*WHAT YOU ARE ASKED TO DO*. Look for the string "between" in every line, and copy each line that has it.

+ + +

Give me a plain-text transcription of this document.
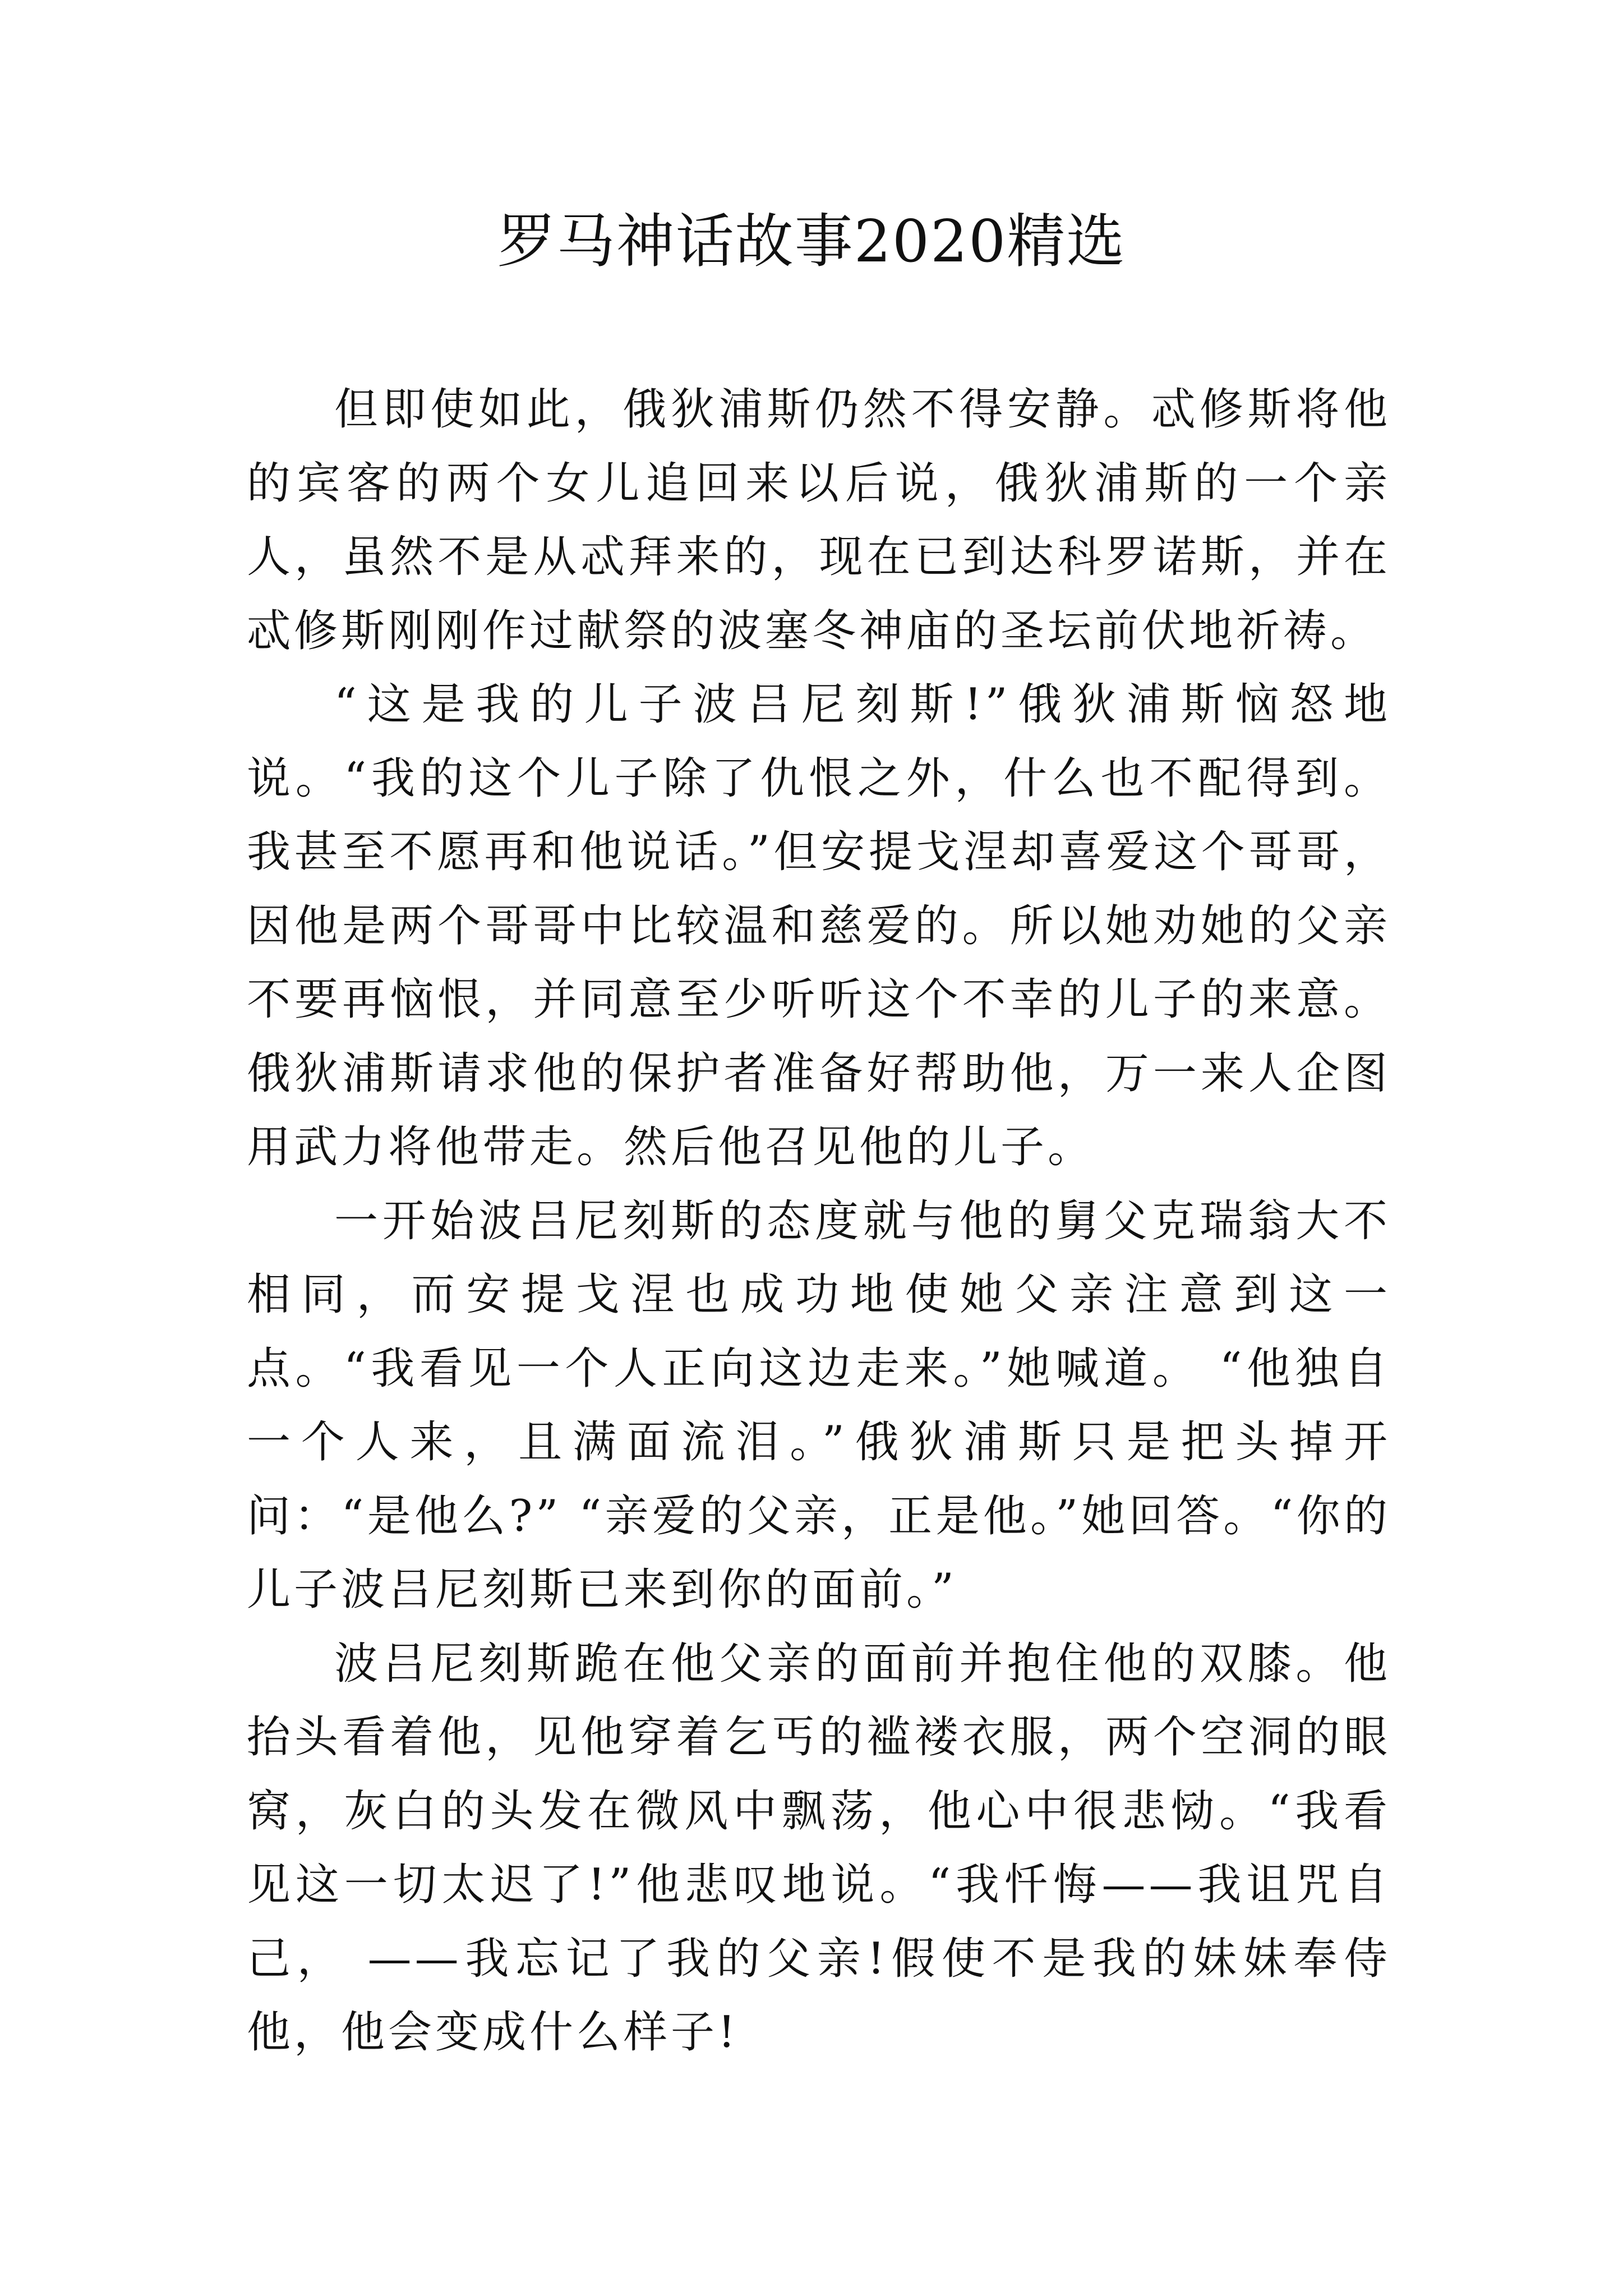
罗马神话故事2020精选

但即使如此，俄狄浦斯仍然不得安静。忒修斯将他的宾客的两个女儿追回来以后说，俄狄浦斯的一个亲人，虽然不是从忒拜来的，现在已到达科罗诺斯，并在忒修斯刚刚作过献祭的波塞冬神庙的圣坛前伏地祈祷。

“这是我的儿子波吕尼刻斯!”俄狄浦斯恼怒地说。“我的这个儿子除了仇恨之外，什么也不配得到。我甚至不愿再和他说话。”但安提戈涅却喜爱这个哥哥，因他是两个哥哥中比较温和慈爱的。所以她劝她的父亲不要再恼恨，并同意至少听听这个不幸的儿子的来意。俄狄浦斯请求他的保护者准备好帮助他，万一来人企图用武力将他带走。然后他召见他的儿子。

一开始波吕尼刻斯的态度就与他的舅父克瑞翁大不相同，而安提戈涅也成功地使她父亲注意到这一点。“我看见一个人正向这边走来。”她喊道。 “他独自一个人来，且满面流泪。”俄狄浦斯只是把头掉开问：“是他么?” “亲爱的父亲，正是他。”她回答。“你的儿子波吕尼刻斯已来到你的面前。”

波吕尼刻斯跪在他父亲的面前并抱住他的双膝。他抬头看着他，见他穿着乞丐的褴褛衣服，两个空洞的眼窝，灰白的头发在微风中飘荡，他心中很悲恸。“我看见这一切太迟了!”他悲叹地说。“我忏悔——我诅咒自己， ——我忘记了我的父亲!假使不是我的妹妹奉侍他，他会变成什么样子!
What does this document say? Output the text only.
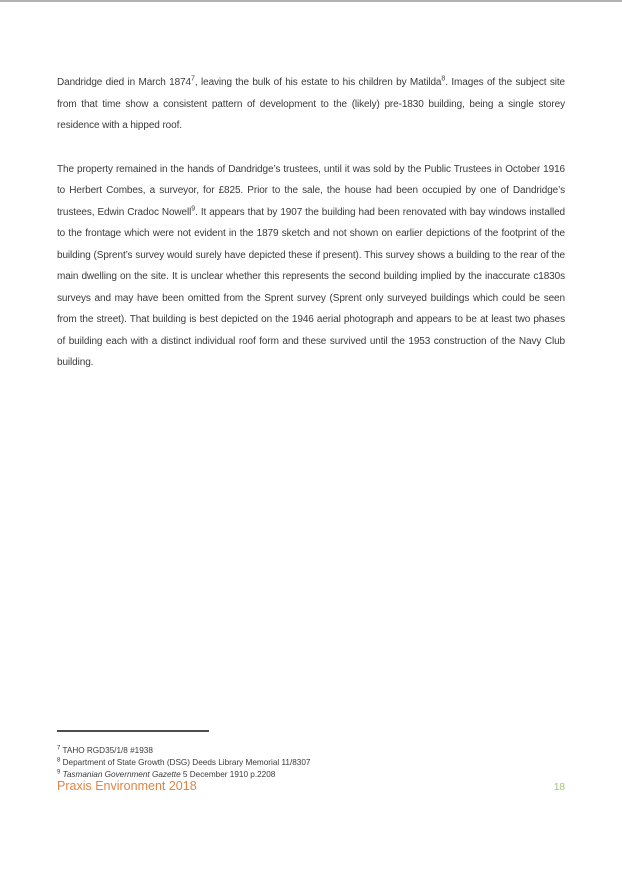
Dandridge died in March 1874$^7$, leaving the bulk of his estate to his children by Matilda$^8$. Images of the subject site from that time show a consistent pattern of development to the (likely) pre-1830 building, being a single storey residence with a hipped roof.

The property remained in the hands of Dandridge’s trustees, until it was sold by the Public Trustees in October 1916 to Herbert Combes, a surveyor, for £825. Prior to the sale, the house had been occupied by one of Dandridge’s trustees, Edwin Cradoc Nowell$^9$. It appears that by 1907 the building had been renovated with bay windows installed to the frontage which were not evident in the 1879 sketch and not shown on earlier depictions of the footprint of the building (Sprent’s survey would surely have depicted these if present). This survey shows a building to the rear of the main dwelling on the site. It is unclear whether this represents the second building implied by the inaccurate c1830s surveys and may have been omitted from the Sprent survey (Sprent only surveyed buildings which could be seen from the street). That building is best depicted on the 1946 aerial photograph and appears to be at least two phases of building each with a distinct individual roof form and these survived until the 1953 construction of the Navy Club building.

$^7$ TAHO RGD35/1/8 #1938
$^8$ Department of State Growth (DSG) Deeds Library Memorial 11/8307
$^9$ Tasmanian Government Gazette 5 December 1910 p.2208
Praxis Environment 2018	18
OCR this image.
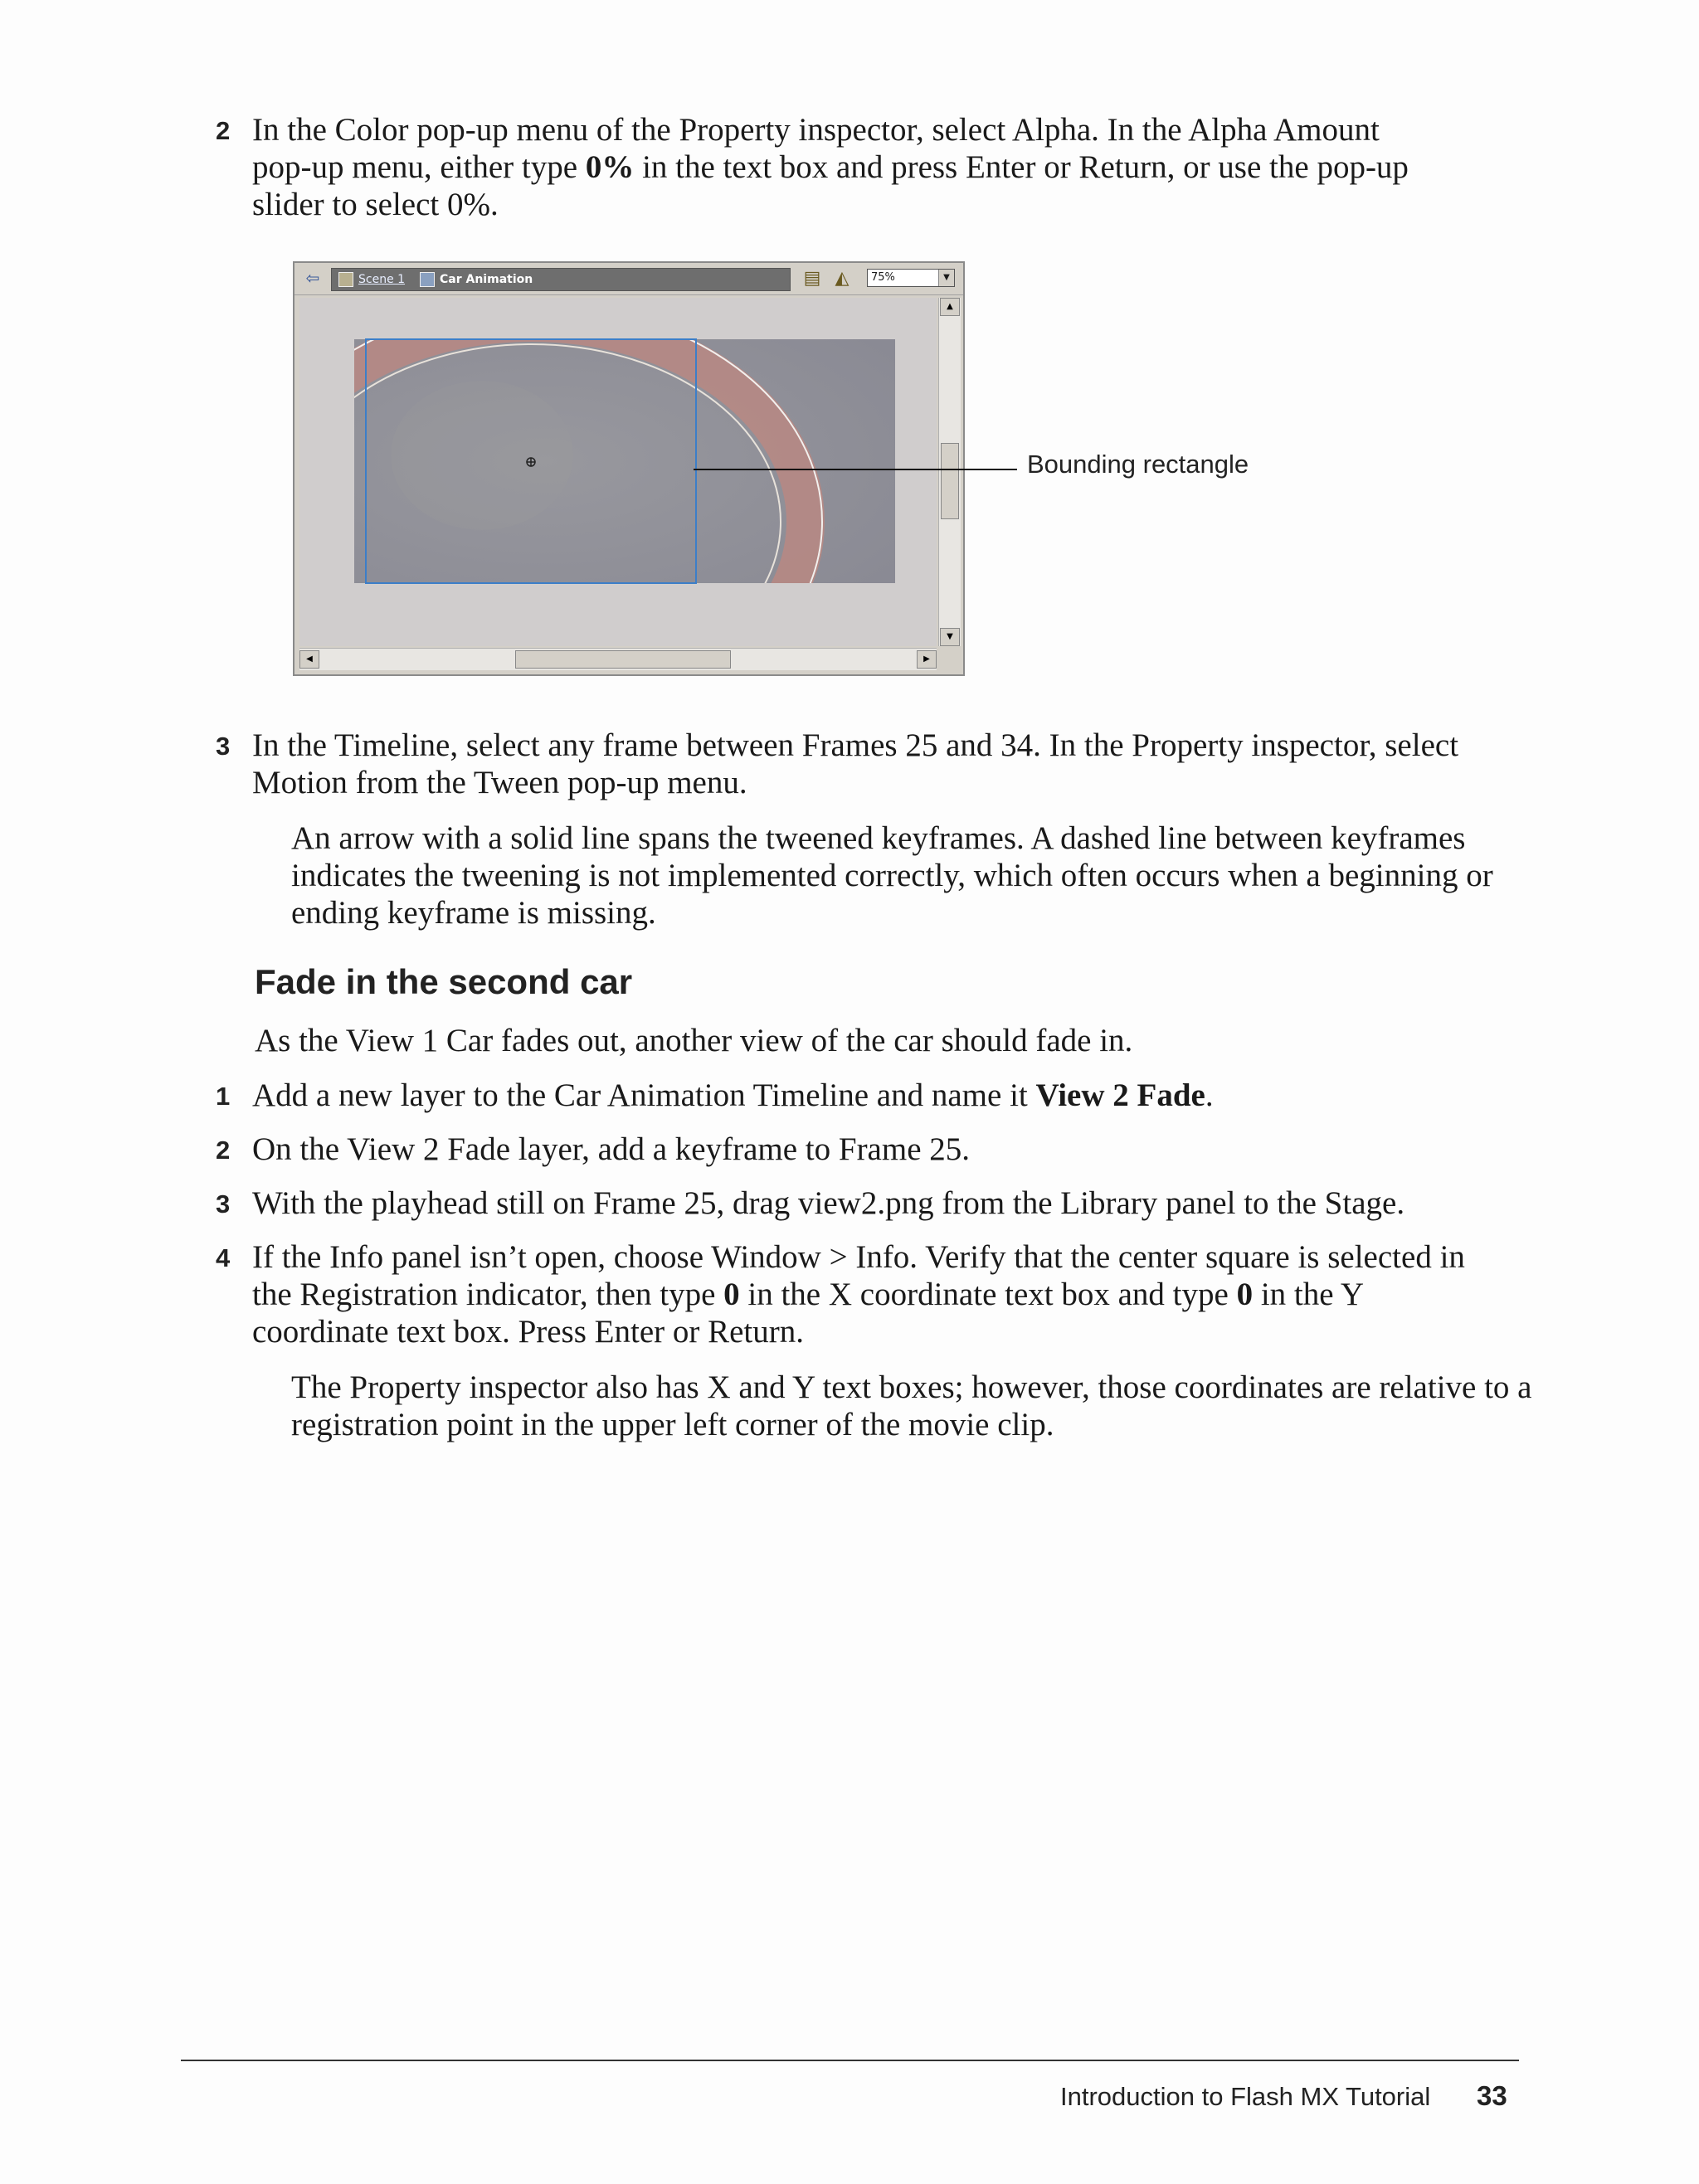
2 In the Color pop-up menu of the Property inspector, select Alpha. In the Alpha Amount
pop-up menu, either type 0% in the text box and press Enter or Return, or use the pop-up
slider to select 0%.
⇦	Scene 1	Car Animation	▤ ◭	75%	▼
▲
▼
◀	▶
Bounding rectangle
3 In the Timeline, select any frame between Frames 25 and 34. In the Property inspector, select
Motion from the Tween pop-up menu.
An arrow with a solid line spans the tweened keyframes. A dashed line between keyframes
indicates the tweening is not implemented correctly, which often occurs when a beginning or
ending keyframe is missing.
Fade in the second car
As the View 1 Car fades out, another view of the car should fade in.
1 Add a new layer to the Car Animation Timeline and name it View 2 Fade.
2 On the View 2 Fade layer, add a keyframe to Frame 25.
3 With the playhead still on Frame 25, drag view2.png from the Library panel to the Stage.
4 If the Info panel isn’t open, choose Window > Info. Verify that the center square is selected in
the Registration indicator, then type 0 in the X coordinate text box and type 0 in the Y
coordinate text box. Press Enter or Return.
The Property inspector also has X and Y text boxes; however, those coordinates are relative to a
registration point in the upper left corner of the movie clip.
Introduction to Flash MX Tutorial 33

+ + +

*CORRECT ANSWER*.
3 In the Timeline, select any frame between Frames 25 and 34. In the Property inspector, select
An arrow with a solid line spans the tweened keyframes. A dashed line between keyframes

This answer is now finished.